§ **Forenauszug**

Falls Takt-/Richtung nicht geht, weil die SPS den Takt nicht erzeugen kann, ist ggf. die programmierbare DS3044 eine Alternative. Die kann man z.B. so programmieren, dass man über digitale Eingänge feste Positionen abruft, die dann mit sauberen Brems- und Beschleunigungsrampen angefahren werden. Alternativ ist auch die Vorgabe einer Solldrehzahl per Analogeingang, einfache elektronische Getriebe über einen schnellen Eingang, Positionierung über Analog-Eingang (nur für kleine Wege empfohlen) und andere Varianten möglich. Die DS30-Geräte können auch komplett stand-alone eingesetzt werden, also ohne SPS.
http://www.mechapro.de/shop/Schritt...mierbare-5-6A-Mikroschritt-Endstufe::243.html

Mit freundlichen Grüßen
Thorsten Ostermann


----------



## Darkghost (23 März 2016)

Vielen Dank für die Erklärung. Das man eine 24V Ausgangsklemme nutzen kann, ist schon mal sehr gut 

Wie sieht es denn mit einer KL2502, KL2512 | 2-Kanal-Pulsweiten-Ausgangsklemmen 24 V DC
http://www.beckhoff.de/default.asp?bus_terminal/kl2502_kl2512.htm?id=36969981
PWM-Taktfrequenz                     20 Hz…20 kHz, 250 Hz Default

Programmierbare DS3044 hört sich auch als Lösung interssant an. Wie viel fest Positionen kann man denn abrufen?

§ **Aufgabe A**
Beantworte anhand des Forenauszugs diese Fragen:
(i) Welches Gerät wird als Alternative genannt, falls die SPS den Takt nicht erzeugen kann?
(ii) Für welche Wege wird die Positionierung über den Analog-Eingang empfohlen?
(iii) Welche PWM-Taktfrequenz ist bei der KL2502/KL2512 als Default angegeben?
§ **Aufgabe B**
Fasse den Forenauszug in zwei Sätzen zusammen.
§ **Aufgabe C**
Setze den Forenauszug über die Schrittmotor-Ansteuerung nach der Frage zu den festen Positionen fort.

§ **Rohdaten**
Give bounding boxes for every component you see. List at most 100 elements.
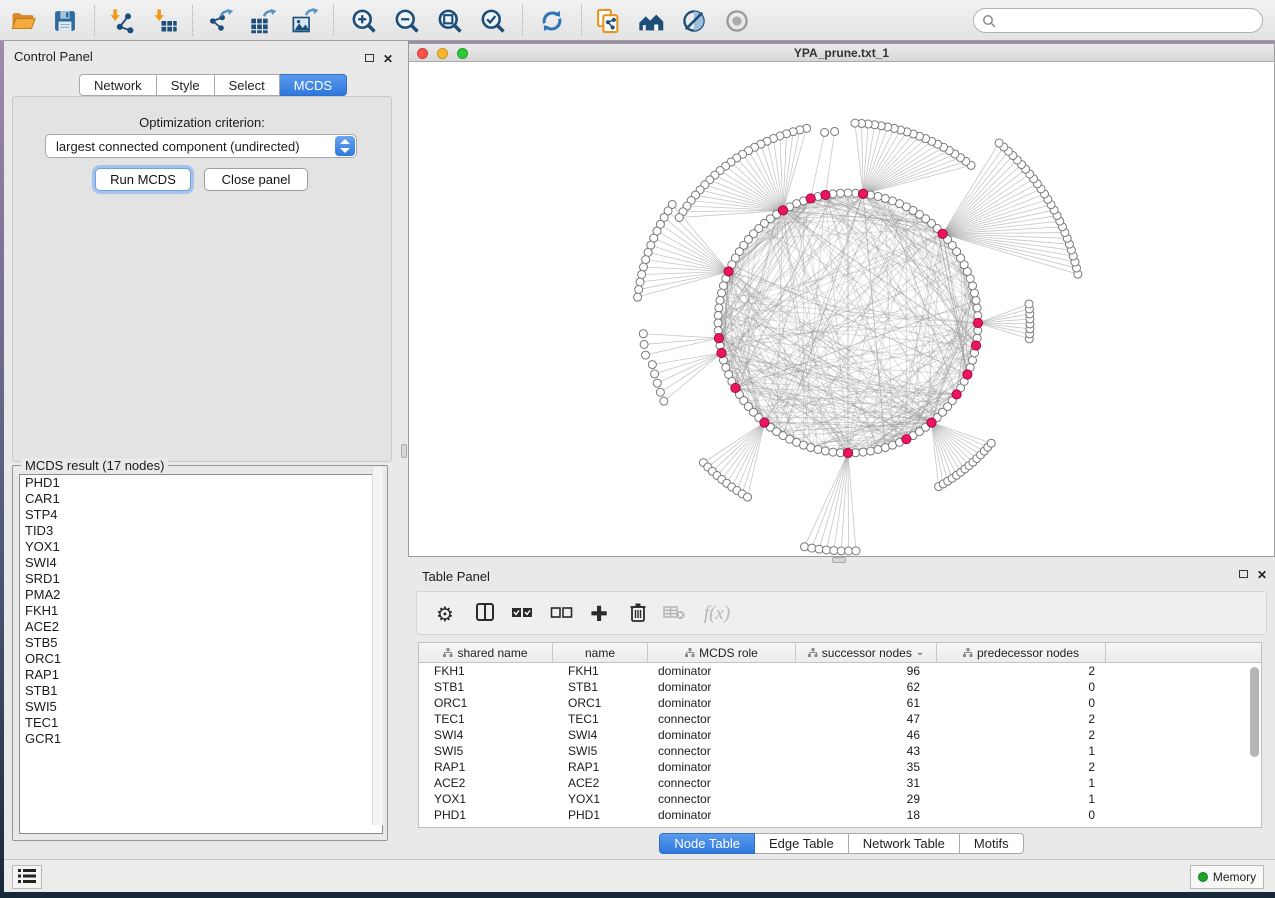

§ **Antwort A**
(i) Die programmierbare DS3044.
(ii) Nur für kleine Wege.
(iii) 250 Hz.

§ **Antwort B**
Falls die SPS den Takt für Takt-/Richtung nicht erzeugen kann, wird die programmierbare DS3044 als Alternative genannt: Sie fährt über digitale Eingänge abgerufene feste Positionen mit Brems- und Beschleunigungsrampen an, erlaubt weitere Varianten wie eine Solldrehzahl per Analogeingang und lässt sich auch ohne SPS einsetzen. Darkghost bedankt sich für die Erklärung, fragt nach den Pulsweiten-Ausgangsklemmen KL2502/KL2512 und will wissen, wie viele feste Positionen die DS3044 abrufen kann.

§ **Antwort C**
Für die Wassermege würden denke ich fast 6 oder 8 Positionen ausreichen.

Bei der Wassertemperaturregelung lässt sich das Ventil um 350° drehen. Nimmt man an das die Temperatur innerhalb der 350° Drehung zwischen 5°C und 60°C Wassertemperatur einstellen kann und eine Regelung von 0,2°C möglich sein soll würde man 275 Positionen benötigen bei 350°. Für eine Umdrehung müssten also der Motor und die Endstufe ca. 283 Postionen unterstützen.

Bei dem Nema23 steht
1,8° Schrittwinkel (200 Vollschritte/Umdrehung)

Kann man den Nema auch nur pro Schritt ca. 1 bis 1,2° fahren lassen, damit ich eine Regelung im Interval von 0,2°C hinbekomme?


----------



## ohm200x (23 März 2016)

Soll das auf ner Beckhoff laufen?
Falls ja, was spricht gegen die KL2531/2541?

Das sind Schrittmotor-Klemmen die dir (ziemlich) viel Denkarbeit abnehmen. 

Gruß ohm200x


----------



## weißnix_ (23 März 2016)

Falls es sich um ein Mischventil handelt - Die Wasserausgangstemperatur verhält sich nicht unbedingt linear-proportional zum Drehwinkel. Auf eine Temperaturmessung am Ausgang - insbesondere bei 0.2K solltest Du auf keinen Fall verzichten. Dann kann die Wassertemperatur direkt als Feedback für den Positionsregler dienen.
Wenn ein normaler Digout zur Pulsausgabe reichen sollte - In dem Falle bin ich der Meinung das es ein normaler AC-Motor als Mischerantrieb auch tun würde.


----------



## Darkghost (24 März 2016)

weißnix_ schrieb:


> Falls es sich um ein Mischventil handelt - Die Wasserausgangstemperatur verhält sich nicht unbedingt linear-proportional zum Drehwinkel. Auf eine Temperaturmessung am Ausgang - insbesondere bei 0.2K solltest Du auf keinen Fall verzichten. Dann kann die Wassertemperatur direkt als Feedback für den Positionsregler dienen.
> Wenn ein normaler Digout zur Pulsausgabe reichen sollte - In dem Falle bin ich der Meinung das es ein normaler AC-Motor als Mischerantrieb auch tun würde.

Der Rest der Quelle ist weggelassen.